Your task.
List all lines of the data that include the string "BLOOD".

Record set.

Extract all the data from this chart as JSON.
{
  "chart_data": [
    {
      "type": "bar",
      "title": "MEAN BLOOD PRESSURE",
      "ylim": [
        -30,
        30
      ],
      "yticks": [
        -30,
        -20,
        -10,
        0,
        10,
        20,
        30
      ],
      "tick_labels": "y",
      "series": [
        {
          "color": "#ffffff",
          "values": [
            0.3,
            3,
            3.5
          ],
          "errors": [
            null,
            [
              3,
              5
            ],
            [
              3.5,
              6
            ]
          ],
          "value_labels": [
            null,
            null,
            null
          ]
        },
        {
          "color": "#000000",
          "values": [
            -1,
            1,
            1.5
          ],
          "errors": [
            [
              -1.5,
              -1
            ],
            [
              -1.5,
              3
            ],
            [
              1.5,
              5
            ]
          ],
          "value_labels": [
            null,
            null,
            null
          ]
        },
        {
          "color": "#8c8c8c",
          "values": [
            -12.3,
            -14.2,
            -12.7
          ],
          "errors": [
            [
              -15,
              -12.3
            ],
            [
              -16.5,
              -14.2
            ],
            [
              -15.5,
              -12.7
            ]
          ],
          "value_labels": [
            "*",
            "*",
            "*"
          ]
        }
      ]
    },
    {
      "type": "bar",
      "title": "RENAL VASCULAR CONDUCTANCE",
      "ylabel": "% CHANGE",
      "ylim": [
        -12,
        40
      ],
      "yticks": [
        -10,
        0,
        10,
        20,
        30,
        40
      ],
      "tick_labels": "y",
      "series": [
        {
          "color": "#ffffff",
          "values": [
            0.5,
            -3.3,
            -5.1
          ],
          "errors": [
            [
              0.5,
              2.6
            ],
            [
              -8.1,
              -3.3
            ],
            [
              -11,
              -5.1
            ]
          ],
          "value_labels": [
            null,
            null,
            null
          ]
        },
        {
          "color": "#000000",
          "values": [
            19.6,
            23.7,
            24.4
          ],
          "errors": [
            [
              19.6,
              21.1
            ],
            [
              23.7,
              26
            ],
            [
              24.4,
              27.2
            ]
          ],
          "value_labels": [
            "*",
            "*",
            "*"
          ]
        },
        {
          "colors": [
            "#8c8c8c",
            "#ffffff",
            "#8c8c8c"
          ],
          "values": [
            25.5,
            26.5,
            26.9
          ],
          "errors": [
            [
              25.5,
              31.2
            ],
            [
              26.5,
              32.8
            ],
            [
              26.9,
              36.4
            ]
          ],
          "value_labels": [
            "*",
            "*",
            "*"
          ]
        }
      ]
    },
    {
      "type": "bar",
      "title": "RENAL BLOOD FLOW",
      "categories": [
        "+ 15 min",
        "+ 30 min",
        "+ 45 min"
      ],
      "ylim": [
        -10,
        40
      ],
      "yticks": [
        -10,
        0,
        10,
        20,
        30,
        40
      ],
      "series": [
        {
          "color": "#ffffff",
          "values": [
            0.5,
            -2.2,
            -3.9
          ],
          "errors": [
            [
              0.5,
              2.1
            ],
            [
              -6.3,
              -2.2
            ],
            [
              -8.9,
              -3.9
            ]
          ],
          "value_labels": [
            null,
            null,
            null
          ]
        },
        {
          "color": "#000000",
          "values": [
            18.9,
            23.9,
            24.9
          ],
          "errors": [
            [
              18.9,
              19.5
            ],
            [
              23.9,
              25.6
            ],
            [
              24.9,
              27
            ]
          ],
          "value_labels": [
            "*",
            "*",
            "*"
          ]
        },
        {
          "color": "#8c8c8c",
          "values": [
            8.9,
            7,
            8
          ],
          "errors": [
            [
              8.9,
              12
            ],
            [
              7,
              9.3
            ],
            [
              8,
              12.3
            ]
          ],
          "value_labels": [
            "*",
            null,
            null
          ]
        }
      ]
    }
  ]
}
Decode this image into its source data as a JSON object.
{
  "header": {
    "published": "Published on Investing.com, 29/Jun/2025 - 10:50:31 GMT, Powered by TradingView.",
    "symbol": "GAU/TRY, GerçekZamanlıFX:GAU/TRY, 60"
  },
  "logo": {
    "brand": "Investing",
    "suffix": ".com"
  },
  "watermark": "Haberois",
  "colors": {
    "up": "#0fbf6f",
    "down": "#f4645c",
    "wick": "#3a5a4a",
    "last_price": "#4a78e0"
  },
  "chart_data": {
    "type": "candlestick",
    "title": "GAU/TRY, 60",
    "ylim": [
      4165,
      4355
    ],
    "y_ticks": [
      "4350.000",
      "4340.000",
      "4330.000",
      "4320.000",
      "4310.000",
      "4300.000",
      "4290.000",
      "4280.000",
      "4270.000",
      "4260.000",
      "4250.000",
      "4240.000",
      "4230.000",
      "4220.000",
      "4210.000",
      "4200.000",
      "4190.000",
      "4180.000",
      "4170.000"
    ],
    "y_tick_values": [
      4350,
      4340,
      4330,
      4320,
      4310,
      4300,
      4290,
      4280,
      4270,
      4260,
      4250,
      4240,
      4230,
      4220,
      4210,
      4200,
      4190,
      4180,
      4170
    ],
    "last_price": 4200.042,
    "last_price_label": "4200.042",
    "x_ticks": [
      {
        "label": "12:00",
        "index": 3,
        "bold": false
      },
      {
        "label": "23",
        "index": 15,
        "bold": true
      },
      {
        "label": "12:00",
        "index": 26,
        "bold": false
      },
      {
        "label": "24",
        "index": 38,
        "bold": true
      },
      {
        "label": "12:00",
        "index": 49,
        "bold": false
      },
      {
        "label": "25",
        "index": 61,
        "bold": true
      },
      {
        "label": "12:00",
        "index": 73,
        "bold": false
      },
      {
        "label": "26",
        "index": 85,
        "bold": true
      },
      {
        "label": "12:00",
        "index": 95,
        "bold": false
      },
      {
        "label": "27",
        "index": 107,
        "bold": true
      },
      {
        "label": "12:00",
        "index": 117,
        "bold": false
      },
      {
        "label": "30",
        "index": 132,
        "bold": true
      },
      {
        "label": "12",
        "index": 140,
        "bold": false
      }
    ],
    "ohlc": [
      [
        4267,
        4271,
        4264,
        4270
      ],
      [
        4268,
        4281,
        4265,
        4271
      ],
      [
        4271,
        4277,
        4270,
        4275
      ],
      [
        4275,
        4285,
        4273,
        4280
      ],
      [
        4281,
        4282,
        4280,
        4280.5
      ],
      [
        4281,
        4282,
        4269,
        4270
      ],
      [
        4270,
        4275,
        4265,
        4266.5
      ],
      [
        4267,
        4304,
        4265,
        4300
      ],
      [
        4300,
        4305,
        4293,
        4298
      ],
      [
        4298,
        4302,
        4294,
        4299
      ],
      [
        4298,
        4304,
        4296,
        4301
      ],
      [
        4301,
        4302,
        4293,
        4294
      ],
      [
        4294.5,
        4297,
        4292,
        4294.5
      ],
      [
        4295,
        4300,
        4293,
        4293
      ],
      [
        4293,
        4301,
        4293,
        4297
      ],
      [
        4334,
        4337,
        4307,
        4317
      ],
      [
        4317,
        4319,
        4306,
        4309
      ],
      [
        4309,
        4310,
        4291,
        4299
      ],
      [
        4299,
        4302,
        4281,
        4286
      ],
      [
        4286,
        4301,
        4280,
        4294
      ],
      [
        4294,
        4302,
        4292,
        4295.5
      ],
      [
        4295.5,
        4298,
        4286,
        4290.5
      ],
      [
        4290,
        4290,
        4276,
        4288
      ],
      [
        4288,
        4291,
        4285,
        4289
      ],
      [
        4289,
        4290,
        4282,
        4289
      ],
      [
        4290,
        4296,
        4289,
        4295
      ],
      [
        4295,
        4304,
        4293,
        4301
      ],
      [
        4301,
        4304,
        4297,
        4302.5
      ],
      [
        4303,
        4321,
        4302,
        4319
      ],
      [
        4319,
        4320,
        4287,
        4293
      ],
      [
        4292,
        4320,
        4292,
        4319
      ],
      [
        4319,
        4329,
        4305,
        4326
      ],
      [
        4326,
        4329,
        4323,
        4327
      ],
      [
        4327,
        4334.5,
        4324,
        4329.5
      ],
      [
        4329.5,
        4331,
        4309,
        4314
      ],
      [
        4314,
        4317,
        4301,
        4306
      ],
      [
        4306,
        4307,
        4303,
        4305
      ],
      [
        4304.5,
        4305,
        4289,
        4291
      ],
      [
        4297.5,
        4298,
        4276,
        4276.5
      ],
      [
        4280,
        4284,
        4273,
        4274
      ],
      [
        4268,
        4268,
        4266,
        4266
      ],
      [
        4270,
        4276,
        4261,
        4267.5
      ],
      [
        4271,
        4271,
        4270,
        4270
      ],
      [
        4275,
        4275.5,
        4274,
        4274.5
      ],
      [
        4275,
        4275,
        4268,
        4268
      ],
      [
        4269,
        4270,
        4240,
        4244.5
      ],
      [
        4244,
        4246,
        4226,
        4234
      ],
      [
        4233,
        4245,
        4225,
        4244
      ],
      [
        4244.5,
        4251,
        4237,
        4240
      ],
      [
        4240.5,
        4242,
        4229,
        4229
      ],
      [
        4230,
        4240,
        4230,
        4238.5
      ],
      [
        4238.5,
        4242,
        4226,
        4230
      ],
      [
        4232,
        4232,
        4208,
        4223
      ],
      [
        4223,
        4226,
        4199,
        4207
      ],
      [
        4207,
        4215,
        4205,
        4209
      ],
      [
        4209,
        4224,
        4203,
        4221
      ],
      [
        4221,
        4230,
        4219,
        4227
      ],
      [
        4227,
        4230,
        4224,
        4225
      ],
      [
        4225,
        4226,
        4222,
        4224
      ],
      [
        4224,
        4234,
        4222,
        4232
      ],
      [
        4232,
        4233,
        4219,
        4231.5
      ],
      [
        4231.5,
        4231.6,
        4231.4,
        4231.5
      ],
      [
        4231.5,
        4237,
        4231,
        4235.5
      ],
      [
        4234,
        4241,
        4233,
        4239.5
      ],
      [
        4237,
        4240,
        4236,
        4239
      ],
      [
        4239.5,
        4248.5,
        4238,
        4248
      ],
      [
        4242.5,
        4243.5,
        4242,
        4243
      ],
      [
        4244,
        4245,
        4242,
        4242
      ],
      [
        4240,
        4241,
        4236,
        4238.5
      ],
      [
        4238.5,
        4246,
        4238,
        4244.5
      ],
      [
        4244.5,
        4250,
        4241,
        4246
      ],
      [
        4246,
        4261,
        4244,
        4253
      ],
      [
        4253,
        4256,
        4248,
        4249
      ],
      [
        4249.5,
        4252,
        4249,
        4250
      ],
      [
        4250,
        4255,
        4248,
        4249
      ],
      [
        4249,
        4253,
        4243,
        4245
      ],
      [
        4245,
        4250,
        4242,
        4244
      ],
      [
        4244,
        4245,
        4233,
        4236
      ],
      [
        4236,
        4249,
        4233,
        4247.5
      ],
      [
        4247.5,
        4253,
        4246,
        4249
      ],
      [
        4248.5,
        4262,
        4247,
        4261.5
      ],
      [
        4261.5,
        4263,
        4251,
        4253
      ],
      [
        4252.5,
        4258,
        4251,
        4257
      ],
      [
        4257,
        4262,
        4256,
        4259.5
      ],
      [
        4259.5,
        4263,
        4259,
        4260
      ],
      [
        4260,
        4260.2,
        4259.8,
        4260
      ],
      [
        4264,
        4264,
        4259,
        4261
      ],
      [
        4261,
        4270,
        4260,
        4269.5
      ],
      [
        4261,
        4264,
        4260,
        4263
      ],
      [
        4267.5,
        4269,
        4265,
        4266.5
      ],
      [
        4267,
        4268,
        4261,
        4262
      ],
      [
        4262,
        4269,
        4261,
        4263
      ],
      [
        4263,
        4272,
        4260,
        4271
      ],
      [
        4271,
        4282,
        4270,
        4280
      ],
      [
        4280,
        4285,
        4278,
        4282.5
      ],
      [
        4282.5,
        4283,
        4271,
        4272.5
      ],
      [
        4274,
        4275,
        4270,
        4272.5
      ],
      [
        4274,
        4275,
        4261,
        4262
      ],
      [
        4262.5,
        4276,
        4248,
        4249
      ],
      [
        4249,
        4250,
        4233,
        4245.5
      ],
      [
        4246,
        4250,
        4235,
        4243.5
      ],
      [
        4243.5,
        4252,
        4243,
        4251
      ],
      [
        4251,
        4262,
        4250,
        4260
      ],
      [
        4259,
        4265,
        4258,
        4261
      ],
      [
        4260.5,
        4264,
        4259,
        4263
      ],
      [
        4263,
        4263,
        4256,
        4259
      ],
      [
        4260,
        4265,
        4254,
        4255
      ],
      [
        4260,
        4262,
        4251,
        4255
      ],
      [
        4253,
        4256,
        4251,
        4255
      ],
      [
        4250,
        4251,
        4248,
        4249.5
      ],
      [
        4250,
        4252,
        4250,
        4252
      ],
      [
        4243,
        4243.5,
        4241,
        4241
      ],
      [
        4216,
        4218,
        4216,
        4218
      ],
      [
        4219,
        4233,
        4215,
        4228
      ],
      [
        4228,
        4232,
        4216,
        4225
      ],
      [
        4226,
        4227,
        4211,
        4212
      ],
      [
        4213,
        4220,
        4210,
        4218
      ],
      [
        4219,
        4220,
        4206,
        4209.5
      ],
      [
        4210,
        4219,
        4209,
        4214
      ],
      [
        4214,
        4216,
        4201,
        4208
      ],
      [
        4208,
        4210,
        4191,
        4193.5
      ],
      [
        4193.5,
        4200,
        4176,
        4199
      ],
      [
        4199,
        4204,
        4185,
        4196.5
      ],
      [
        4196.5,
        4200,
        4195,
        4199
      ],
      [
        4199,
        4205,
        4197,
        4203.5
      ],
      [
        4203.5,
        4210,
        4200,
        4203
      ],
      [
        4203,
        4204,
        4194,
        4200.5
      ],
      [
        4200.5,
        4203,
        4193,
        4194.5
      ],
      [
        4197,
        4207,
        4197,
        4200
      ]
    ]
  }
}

Result of this exercise.
      "title": "MEAN BLOOD PRESSURE",
      "title": "RENAL BLOOD FLOW",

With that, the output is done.